- [EXERCISE OBJECTIVE] The records should be repeated word for word, pictures excluded.

- [RECORDS SUPPLIED]
___

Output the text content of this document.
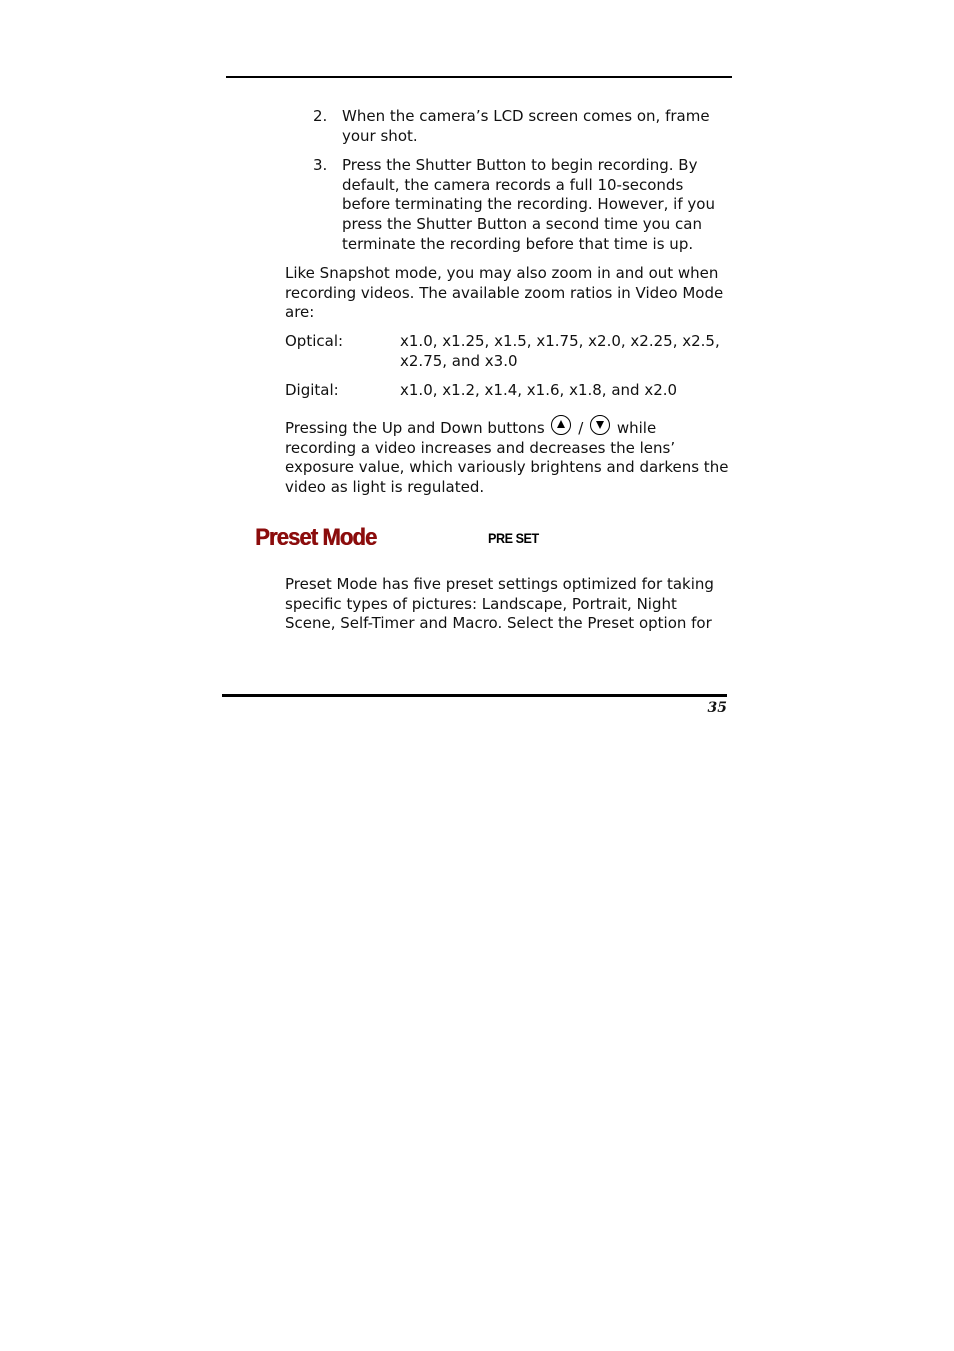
2. When the camera’s LCD screen comes on, frame your shot.
3. Press the Shutter Button to begin recording. By default, the camera records a full 10-seconds before terminating the recording. However, if you press the Shutter Button a second time you can terminate the recording before that time is up.
Like Snapshot mode, you may also zoom in and out when recording videos. The available zoom ratios in Video Mode are:
Optical:	x1.0, x1.25, x1.5, x1.75, x2.0, x2.25, x2.5, x2.75, and x3.0
Digital:	x1.0, x1.2, x1.4, x1.6, x1.8, and x2.0
Pressing the Up and Down buttons / while recording a video increases and decreases the lens’ exposure value, which variously brightens and darkens the video as light is regulated.
Preset Mode	PRE SET
Preset Mode has five preset settings optimized for taking specific types of pictures: Landscape, Portrait, Night Scene, Self-Timer and Macro. Select the Preset option for
35
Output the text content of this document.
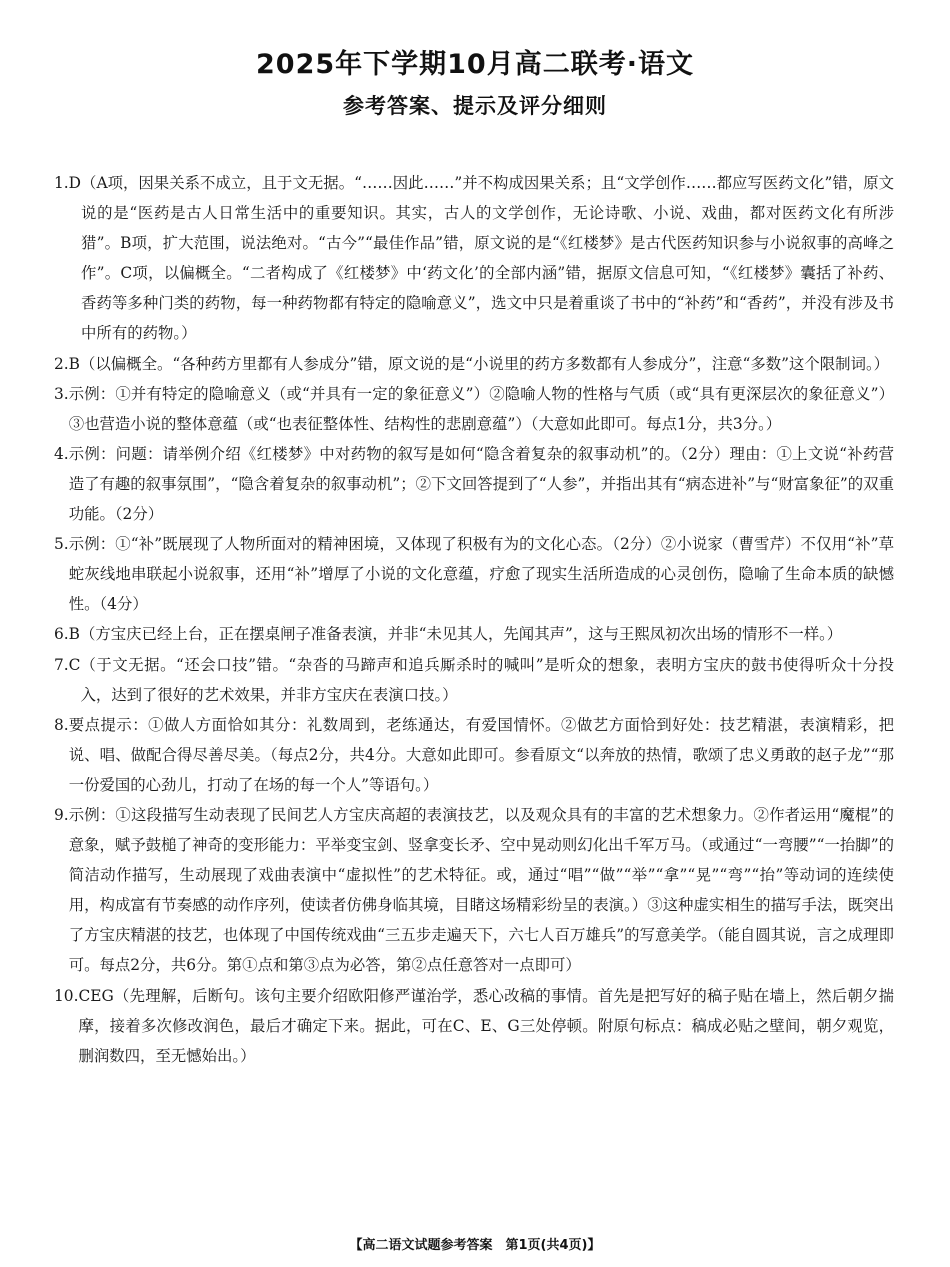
2025年下学期10月高二联考·语文
参考答案、提示及评分细则
1.D （A项，因果关系不成立，且于文无据。“……因此……”并不构成因果关系；且“文学创作……都应写医药文化”错，原文说的是“医药是古人日常生活中的重要知识。其实，古人的文学创作，无论诗歌、小说、戏曲，都对医药文化有所涉猎”。B项，扩大范围，说法绝对。“古今”“最佳作品”错，原文说的是“《红楼梦》是古代医药知识参与小说叙事的高峰之作”。C项，以偏概全。“二者构成了《红楼梦》中‘药文化’的全部内涵”错，据原文信息可知，“《红楼梦》囊括了补药、香药等多种门类的药物，每一种药物都有特定的隐喻意义”，选文中只是着重谈了书中的“补药”和“香药”，并没有涉及书中所有的药物。）
2.B （以偏概全。“各种药方里都有人参成分”错，原文说的是“小说里的药方多数都有人参成分”，注意“多数”这个限制词。）
3. 示例：①并有特定的隐喻意义（或“并具有一定的象征意义”）②隐喻人物的性格与气质（或“具有更深层次的象征意义”）③也营造小说的整体意蕴（或“也表征整体性、结构性的悲剧意蕴”）（大意如此即可。每点1分，共3分。）
4. 示例：问题：请举例介绍《红楼梦》中对药物的叙写是如何“隐含着复杂的叙事动机”的。（2分）理由：①上文说“补药营造了有趣的叙事氛围”，“隐含着复杂的叙事动机”；②下文回答提到了“人参”，并指出其有“病态进补”与“财富象征”的双重功能。（2分）
5. 示例：①“补”既展现了人物所面对的精神困境，又体现了积极有为的文化心态。（2分）②小说家（曹雪芹）不仅用“补”草蛇灰线地串联起小说叙事，还用“补”增厚了小说的文化意蕴，疗愈了现实生活所造成的心灵创伤，隐喻了生命本质的缺憾性。（4分）
6.B （方宝庆已经上台，正在摆桌闸子准备表演，并非“未见其人，先闻其声”，这与王熙凤初次出场的情形不一样。）
7.C （于文无据。“还会口技”错。“杂沓的马蹄声和追兵厮杀时的喊叫”是听众的想象，表明方宝庆的鼓书使得听众十分投入，达到了很好的艺术效果，并非方宝庆在表演口技。）
8. 要点提示：①做人方面恰如其分：礼数周到，老练通达，有爱国情怀。②做艺方面恰到好处：技艺精湛，表演精彩，把说、唱、做配合得尽善尽美。（每点2分，共4分。大意如此即可。参看原文“以奔放的热情，歌颂了忠义勇敢的赵子龙”“那一份爱国的心劲儿，打动了在场的每一个人”等语句。）
9. 示例：①这段描写生动表现了民间艺人方宝庆高超的表演技艺，以及观众具有的丰富的艺术想象力。②作者运用“魔棍”的意象，赋予鼓槌了神奇的变形能力：平举变宝剑、竖拿变长矛、空中晃动则幻化出千军万马。（或通过“一弯腰”“一抬脚”的简洁动作描写，生动展现了戏曲表演中“虚拟性”的艺术特征。或，通过“唱”“做”“举”“拿”“晃”“弯”“抬”等动词的连续使用，构成富有节奏感的动作序列，使读者仿佛身临其境，目睹这场精彩纷呈的表演。）③这种虚实相生的描写手法，既突出了方宝庆精湛的技艺，也体现了中国传统戏曲“三五步走遍天下，六七人百万雄兵”的写意美学。（能自圆其说，言之成理即可。每点2分，共6分。第①点和第③点为必答，第②点任意答对一点即可）
10. CEG（先理解，后断句。该句主要介绍欧阳修严谨治学，悉心改稿的事情。首先是把写好的稿子贴在墙上，然后朝夕揣摩，接着多次修改润色，最后才确定下来。据此，可在C、E、G三处停顿。附原句标点：稿成必贴之壁间，朝夕观览，删润数四，至无憾始出。）
【高二语文试题参考答案　第1页(共4页)】
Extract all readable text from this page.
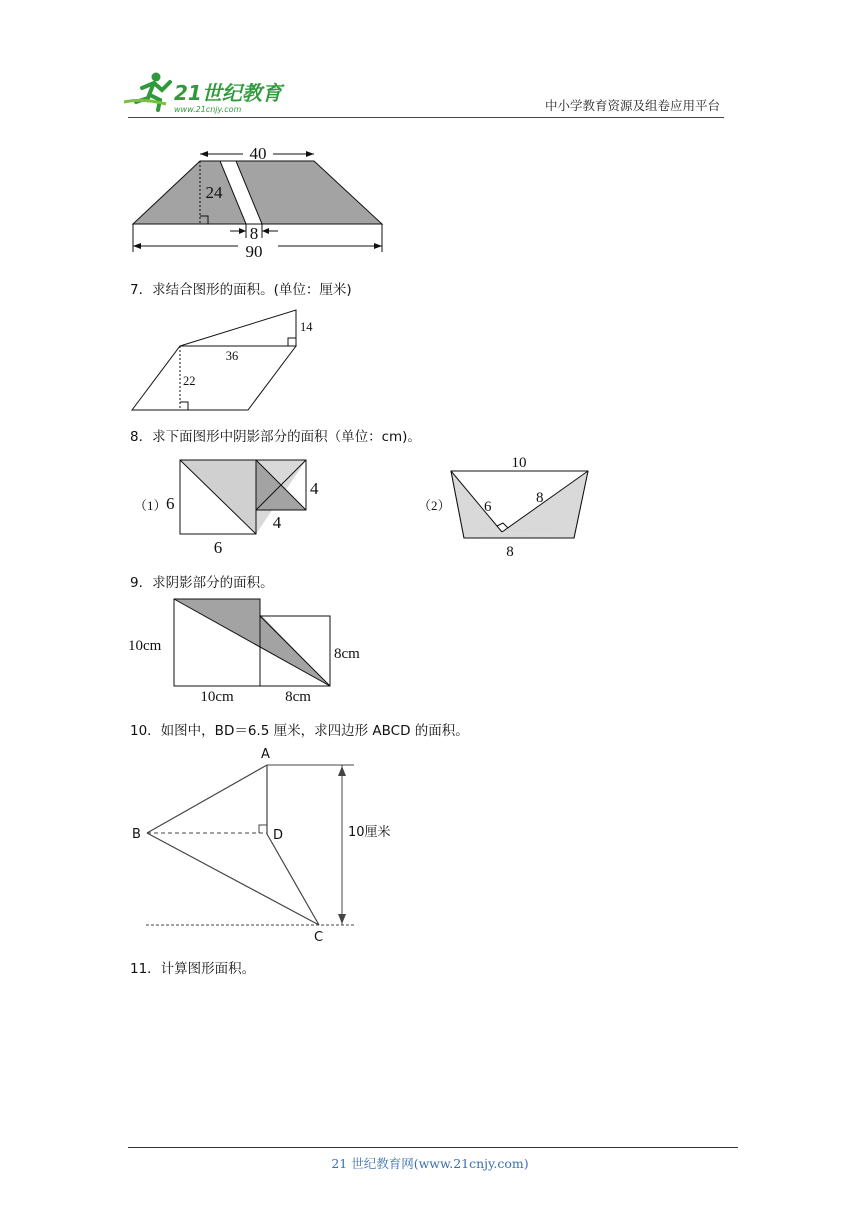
21世纪教育
www.21cnjy.com	中小学教育资源及组卷应用平台
40
24
8
90
7．求结合图形的面积。(单位：厘米)
36
14
22
8．求下面图形中阴影部分的面积（单位：cm)。
（1） 6
6
4
4
（2）
10
6
8
8
9．求阴影部分的面积。
10cm
10cm	8cm
8cm
10．如图中，BD＝6.5 厘米，求四边形 ABCD 的面积。
A
B	D
C
10厘米
11．计算图形面积。
21 世纪教育网(www.21cnjy.com)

___

- [PROBLEM SOLUTION]
Output the text content of this document.
2. When the camera’s LCD screen comes on, frame your shot.
3. Press the Shutter Button to begin recording. By default, the camera records a full 10-seconds before terminating the recording. However, if you press the Shutter Button a second time you can terminate the recording before that time is up.
Like Snapshot mode, you may also zoom in and out when recording videos. The available zoom ratios in Video Mode are:
Optical:	x1.0, x1.25, x1.5, x1.75, x2.0, x2.25, x2.5, x2.75, and x3.0
Digital:	x1.0, x1.2, x1.4, x1.6, x1.8, and x2.0
Pressing the Up and Down buttons / while recording a video increases and decreases the lens’ exposure value, which variously brightens and darkens the video as light is regulated.
Preset Mode	PRE SET
Preset Mode has five preset settings optimized for taking specific types of pictures: Landscape, Portrait, Night Scene, Self-Timer and Macro. Select the Preset option for
35
Output the text content of this document.
2025年下学期10月高二联考·语文
参考答案、提示及评分细则
1.D （A项，因果关系不成立，且于文无据。“……因此……”并不构成因果关系；且“文学创作……都应写医药文化”错，原文说的是“医药是古人日常生活中的重要知识。其实，古人的文学创作，无论诗歌、小说、戏曲，都对医药文化有所涉猎”。B项，扩大范围，说法绝对。“古今”“最佳作品”错，原文说的是“《红楼梦》是古代医药知识参与小说叙事的高峰之作”。C项，以偏概全。“二者构成了《红楼梦》中‘药文化’的全部内涵”错，据原文信息可知，“《红楼梦》囊括了补药、香药等多种门类的药物，每一种药物都有特定的隐喻意义”，选文中只是着重谈了书中的“补药”和“香药”，并没有涉及书中所有的药物。）
2.B （以偏概全。“各种药方里都有人参成分”错，原文说的是“小说里的药方多数都有人参成分”，注意“多数”这个限制词。）
3. 示例：①并有特定的隐喻意义（或“并具有一定的象征意义”）②隐喻人物的性格与气质（或“具有更深层次的象征意义”）③也营造小说的整体意蕴（或“也表征整体性、结构性的悲剧意蕴”）（大意如此即可。每点1分，共3分。）
4. 示例：问题：请举例介绍《红楼梦》中对药物的叙写是如何“隐含着复杂的叙事动机”的。（2分）理由：①上文说“补药营造了有趣的叙事氛围”，“隐含着复杂的叙事动机”；②下文回答提到了“人参”，并指出其有“病态进补”与“财富象征”的双重功能。（2分）
5. 示例：①“补”既展现了人物所面对的精神困境，又体现了积极有为的文化心态。（2分）②小说家（曹雪芹）不仅用“补”草蛇灰线地串联起小说叙事，还用“补”增厚了小说的文化意蕴，疗愈了现实生活所造成的心灵创伤，隐喻了生命本质的缺憾性。（4分）
6.B （方宝庆已经上台，正在摆桌闸子准备表演，并非“未见其人，先闻其声”，这与王熙凤初次出场的情形不一样。）
7.C （于文无据。“还会口技”错。“杂沓的马蹄声和追兵厮杀时的喊叫”是听众的想象，表明方宝庆的鼓书使得听众十分投入，达到了很好的艺术效果，并非方宝庆在表演口技。）
8. 要点提示：①做人方面恰如其分：礼数周到，老练通达，有爱国情怀。②做艺方面恰到好处：技艺精湛，表演精彩，把说、唱、做配合得尽善尽美。（每点2分，共4分。大意如此即可。参看原文“以奔放的热情，歌颂了忠义勇敢的赵子龙”“那一份爱国的心劲儿，打动了在场的每一个人”等语句。）
9. 示例：①这段描写生动表现了民间艺人方宝庆高超的表演技艺，以及观众具有的丰富的艺术想象力。②作者运用“魔棍”的意象，赋予鼓槌了神奇的变形能力：平举变宝剑、竖拿变长矛、空中晃动则幻化出千军万马。（或通过“一弯腰”“一抬脚”的简洁动作描写，生动展现了戏曲表演中“虚拟性”的艺术特征。或，通过“唱”“做”“举”“拿”“晃”“弯”“抬”等动词的连续使用，构成富有节奏感的动作序列，使读者仿佛身临其境，目睹这场精彩纷呈的表演。）③这种虚实相生的描写手法，既突出了方宝庆精湛的技艺，也体现了中国传统戏曲“三五步走遍天下，六七人百万雄兵”的写意美学。（能自圆其说，言之成理即可。每点2分，共6分。第①点和第③点为必答，第②点任意答对一点即可）
10. CEG（先理解，后断句。该句主要介绍欧阳修严谨治学，悉心改稿的事情。首先是把写好的稿子贴在墙上，然后朝夕揣摩，接着多次修改润色，最后才确定下来。据此，可在C、E、G三处停顿。附原句标点：稿成必贴之壁间，朝夕观览，删润数四，至无憾始出。）
【高二语文试题参考答案　第1页(共4页)】
Extract all readable text from this page.
21世纪教育
www.21cnjy.com	中小学教育资源及组卷应用平台
40
24
8
90
7．求结合图形的面积。(单位：厘米)
36
14
22
8．求下面图形中阴影部分的面积（单位：cm)。
（1） 6
6
4
4
（2）
10
6
8
8
9．求阴影部分的面积。
10cm
10cm	8cm
8cm
10．如图中，BD＝6.5 厘米，求四边形 ABCD 的面积。
A
B	D
C
10厘米
11．计算图形面积。
21 世纪教育网(www.21cnjy.com)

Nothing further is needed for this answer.